__Exercise objective__
In the material below, find all lines with the string "óvatosan" and copy them.

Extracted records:
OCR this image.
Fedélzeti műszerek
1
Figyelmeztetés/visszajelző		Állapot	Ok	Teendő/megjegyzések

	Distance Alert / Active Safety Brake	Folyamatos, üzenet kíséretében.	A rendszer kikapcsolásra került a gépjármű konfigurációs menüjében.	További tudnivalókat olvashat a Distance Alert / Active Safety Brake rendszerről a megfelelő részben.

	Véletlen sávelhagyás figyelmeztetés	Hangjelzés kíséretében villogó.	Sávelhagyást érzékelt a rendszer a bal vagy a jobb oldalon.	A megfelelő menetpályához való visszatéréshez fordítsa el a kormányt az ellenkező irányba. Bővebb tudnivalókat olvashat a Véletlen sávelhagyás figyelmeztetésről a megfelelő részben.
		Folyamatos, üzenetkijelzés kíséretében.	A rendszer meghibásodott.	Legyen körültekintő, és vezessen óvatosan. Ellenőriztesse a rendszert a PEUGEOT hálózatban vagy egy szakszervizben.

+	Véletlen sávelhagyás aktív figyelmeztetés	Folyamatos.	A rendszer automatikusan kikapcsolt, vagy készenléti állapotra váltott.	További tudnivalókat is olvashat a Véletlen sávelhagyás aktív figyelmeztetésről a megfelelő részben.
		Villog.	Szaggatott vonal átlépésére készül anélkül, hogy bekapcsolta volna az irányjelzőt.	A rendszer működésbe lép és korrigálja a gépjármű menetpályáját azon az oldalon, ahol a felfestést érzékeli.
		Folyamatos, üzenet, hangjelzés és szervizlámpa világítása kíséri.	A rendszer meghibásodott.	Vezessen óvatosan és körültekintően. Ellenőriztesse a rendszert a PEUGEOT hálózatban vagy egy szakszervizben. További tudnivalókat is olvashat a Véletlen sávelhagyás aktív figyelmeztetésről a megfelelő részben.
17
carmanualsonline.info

__Answer below__
		Folyamatos, üzenetkijelzés kíséretében.	A rendszer meghibásodott.	Legyen körültekintő, és vezessen óvatosan. Ellenőriztesse a rendszert a PEUGEOT hálózatban vagy egy szakszervizben.
		Folyamatos, üzenet, hangjelzés és szervizlámpa világítása kíséri.	A rendszer meghibásodott.	Vezessen óvatosan és körültekintően. Ellenőriztesse a rendszert a PEUGEOT hálózatban vagy egy szakszervizben. További tudnivalókat is olvashat a Véletlen sávelhagyás aktív figyelmeztetésről a megfelelő részben.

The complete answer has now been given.